***** DATA FOR THIS EXERCISE

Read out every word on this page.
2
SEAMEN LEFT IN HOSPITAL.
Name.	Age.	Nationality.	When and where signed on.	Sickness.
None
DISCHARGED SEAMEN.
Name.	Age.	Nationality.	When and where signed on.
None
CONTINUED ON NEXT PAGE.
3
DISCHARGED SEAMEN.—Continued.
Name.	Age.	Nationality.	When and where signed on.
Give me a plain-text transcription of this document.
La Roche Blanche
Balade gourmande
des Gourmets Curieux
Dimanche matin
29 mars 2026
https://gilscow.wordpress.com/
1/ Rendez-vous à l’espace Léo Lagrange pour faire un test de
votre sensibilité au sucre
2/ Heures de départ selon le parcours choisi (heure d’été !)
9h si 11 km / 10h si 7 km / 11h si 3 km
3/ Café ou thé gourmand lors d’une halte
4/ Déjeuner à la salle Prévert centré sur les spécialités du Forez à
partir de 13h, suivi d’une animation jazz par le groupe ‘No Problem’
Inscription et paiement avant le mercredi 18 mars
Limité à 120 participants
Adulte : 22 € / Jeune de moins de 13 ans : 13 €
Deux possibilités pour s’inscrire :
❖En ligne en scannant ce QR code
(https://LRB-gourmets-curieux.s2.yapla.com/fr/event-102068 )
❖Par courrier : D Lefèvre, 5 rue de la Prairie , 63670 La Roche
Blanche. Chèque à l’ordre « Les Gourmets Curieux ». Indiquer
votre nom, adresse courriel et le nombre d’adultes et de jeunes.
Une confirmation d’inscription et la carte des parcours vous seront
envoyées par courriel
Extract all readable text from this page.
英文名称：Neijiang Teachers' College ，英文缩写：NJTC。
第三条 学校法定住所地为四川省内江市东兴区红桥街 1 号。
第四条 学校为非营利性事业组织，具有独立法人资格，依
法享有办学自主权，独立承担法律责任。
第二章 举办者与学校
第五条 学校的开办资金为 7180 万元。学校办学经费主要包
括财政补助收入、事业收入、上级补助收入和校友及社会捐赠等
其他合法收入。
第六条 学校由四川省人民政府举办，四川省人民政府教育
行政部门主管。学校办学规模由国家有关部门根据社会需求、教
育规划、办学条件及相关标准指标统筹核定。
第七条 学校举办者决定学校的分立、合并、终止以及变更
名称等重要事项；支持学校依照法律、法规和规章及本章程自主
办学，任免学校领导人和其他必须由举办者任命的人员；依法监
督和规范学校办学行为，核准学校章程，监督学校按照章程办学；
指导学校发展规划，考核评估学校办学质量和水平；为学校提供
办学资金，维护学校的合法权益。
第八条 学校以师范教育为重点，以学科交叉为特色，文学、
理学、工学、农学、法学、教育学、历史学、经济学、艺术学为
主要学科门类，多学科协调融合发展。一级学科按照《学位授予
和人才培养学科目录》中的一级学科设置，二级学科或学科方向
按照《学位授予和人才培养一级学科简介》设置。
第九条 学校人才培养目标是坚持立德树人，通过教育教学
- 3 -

**********

(WHAT IS REQUIRED):
Repeat the data in its entirety, character for character.

(EXERCISE RESULT):
Read out every word on this page.
2
SEAMEN LEFT IN HOSPITAL.
Name.	Age.	Nationality.	When and where signed on.	Sickness.
None
DISCHARGED SEAMEN.
Name.	Age.	Nationality.	When and where signed on.
None
CONTINUED ON NEXT PAGE.
3
DISCHARGED SEAMEN.—Continued.
Name.	Age.	Nationality.	When and where signed on.
Give me a plain-text transcription of this document.
La Roche Blanche
Balade gourmande
des Gourmets Curieux
Dimanche matin
29 mars 2026
https://gilscow.wordpress.com/
1/ Rendez-vous à l’espace Léo Lagrange pour faire un test de
votre sensibilité au sucre
2/ Heures de départ selon le parcours choisi (heure d’été !)
9h si 11 km / 10h si 7 km / 11h si 3 km
3/ Café ou thé gourmand lors d’une halte
4/ Déjeuner à la salle Prévert centré sur les spécialités du Forez à
partir de 13h, suivi d’une animation jazz par le groupe ‘No Problem’
Inscription et paiement avant le mercredi 18 mars
Limité à 120 participants
Adulte : 22 € / Jeune de moins de 13 ans : 13 €
Deux possibilités pour s’inscrire :
❖En ligne en scannant ce QR code
(https://LRB-gourmets-curieux.s2.yapla.com/fr/event-102068 )
❖Par courrier : D Lefèvre, 5 rue de la Prairie , 63670 La Roche
Blanche. Chèque à l’ordre « Les Gourmets Curieux ». Indiquer
votre nom, adresse courriel et le nombre d’adultes et de jeunes.
Une confirmation d’inscription et la carte des parcours vous seront
envoyées par courriel
Extract all readable text from this page.
英文名称：Neijiang Teachers' College ，英文缩写：NJTC。
第三条 学校法定住所地为四川省内江市东兴区红桥街 1 号。
第四条 学校为非营利性事业组织，具有独立法人资格，依
法享有办学自主权，独立承担法律责任。
第二章 举办者与学校
第五条 学校的开办资金为 7180 万元。学校办学经费主要包
括财政补助收入、事业收入、上级补助收入和校友及社会捐赠等
其他合法收入。
第六条 学校由四川省人民政府举办，四川省人民政府教育
行政部门主管。学校办学规模由国家有关部门根据社会需求、教
育规划、办学条件及相关标准指标统筹核定。
第七条 学校举办者决定学校的分立、合并、终止以及变更
名称等重要事项；支持学校依照法律、法规和规章及本章程自主
办学，任免学校领导人和其他必须由举办者任命的人员；依法监
督和规范学校办学行为，核准学校章程，监督学校按照章程办学；
指导学校发展规划，考核评估学校办学质量和水平；为学校提供
办学资金，维护学校的合法权益。
第八条 学校以师范教育为重点，以学科交叉为特色，文学、
理学、工学、农学、法学、教育学、历史学、经济学、艺术学为
主要学科门类，多学科协调融合发展。一级学科按照《学位授予
和人才培养学科目录》中的一级学科设置，二级学科或学科方向
按照《学位授予和人才培养一级学科简介》设置。
第九条 学校人才培养目标是坚持立德树人，通过教育教学
- 3 -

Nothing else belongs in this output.